• [Written exercise]
Print out each record below, unaltered and complete, without its images.

──────── Dataset excerpts

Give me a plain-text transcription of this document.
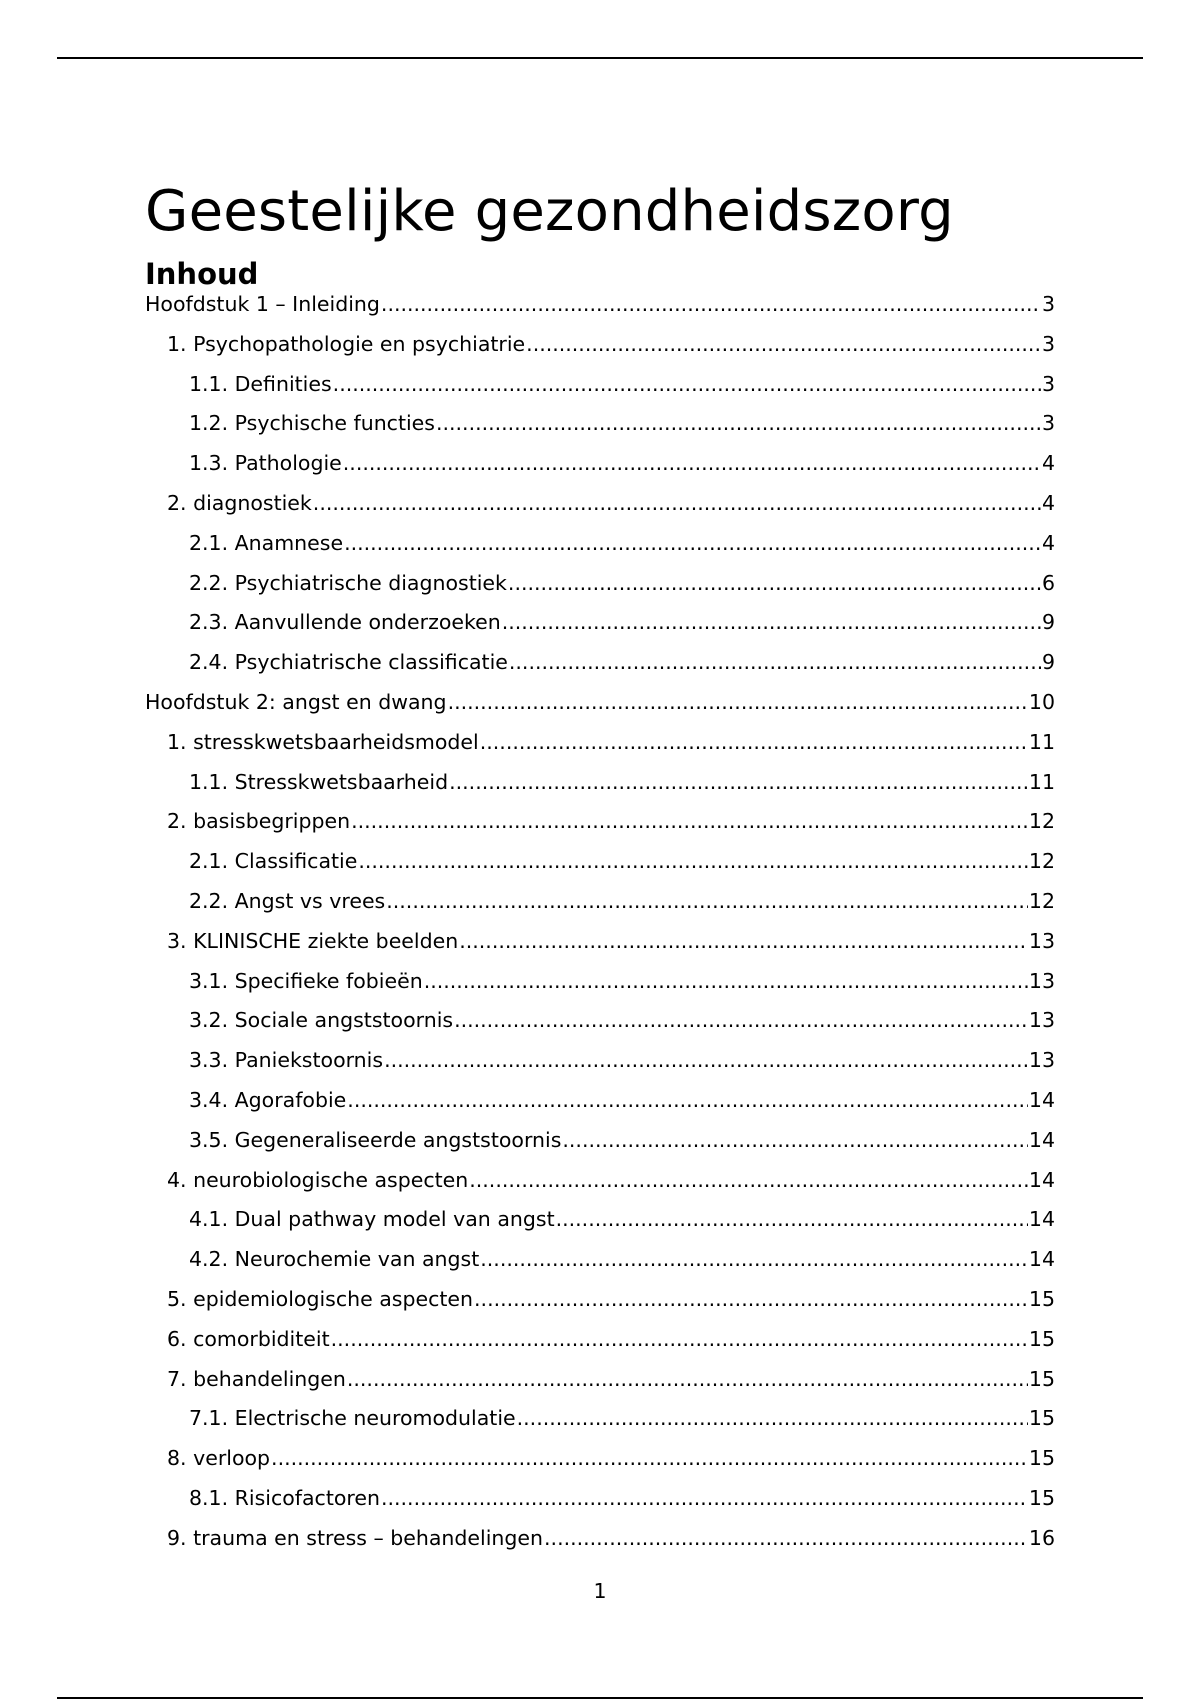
Geestelijke gezondheidszorg
Inhoud
Hoofdstuk 1 – Inleiding .....	3
1. Psychopathologie en psychiatrie .....	3
1.1. Definities .....	3
1.2. Psychische functies .....	3
1.3. Pathologie .....	4
2. diagnostiek .....	4
2.1. Anamnese .....	4
2.2. Psychiatrische diagnostiek .....	6
2.3. Aanvullende onderzoeken .....	9
2.4. Psychiatrische classificatie .....	9
Hoofdstuk 2: angst en dwang .....	10
1. stresskwetsbaarheidsmodel .....	11
1.1. Stresskwetsbaarheid .....	11
2. basisbegrippen .....	12
2.1. Classificatie .....	12
2.2. Angst vs vrees .....	12
3. KLINISCHE ziekte beelden .....	13
3.1. Specifieke fobieën .....	13
3.2. Sociale angststoornis .....	13
3.3. Paniekstoornis .....	13
3.4. Agorafobie .....	14
3.5. Gegeneraliseerde angststoornis .....	14
4. neurobiologische aspecten .....	14
4.1. Dual pathway model van angst .....	14
4.2. Neurochemie van angst .....	14
5. epidemiologische aspecten .....	15
6. comorbiditeit .....	15
7. behandelingen .....	15
7.1. Electrische neuromodulatie .....	15
8. verloop .....	15
8.1. Risicofactoren .....	15
9. trauma en stress – behandelingen .....	16
1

────────────────

• [Solved problem]
Give me a plain-text transcription of this document.
Geestelijke gezondheidszorg
Inhoud
Hoofdstuk 1 – Inleiding .....	3
1. Psychopathologie en psychiatrie .....	3
1.1. Definities .....	3
1.2. Psychische functies .....	3
1.3. Pathologie .....	4
2. diagnostiek .....	4
2.1. Anamnese .....	4
2.2. Psychiatrische diagnostiek .....	6
2.3. Aanvullende onderzoeken .....	9
2.4. Psychiatrische classificatie .....	9
Hoofdstuk 2: angst en dwang .....	10
1. stresskwetsbaarheidsmodel .....	11
1.1. Stresskwetsbaarheid .....	11
2. basisbegrippen .....	12
2.1. Classificatie .....	12
2.2. Angst vs vrees .....	12
3. KLINISCHE ziekte beelden .....	13
3.1. Specifieke fobieën .....	13
3.2. Sociale angststoornis .....	13
3.3. Paniekstoornis .....	13
3.4. Agorafobie .....	14
3.5. Gegeneraliseerde angststoornis .....	14
4. neurobiologische aspecten .....	14
4.1. Dual pathway model van angst .....	14
4.2. Neurochemie van angst .....	14
5. epidemiologische aspecten .....	15
6. comorbiditeit .....	15
7. behandelingen .....	15
7.1. Electrische neuromodulatie .....	15
8. verloop .....	15
8.1. Risicofactoren .....	15
9. trauma en stress – behandelingen .....	16
1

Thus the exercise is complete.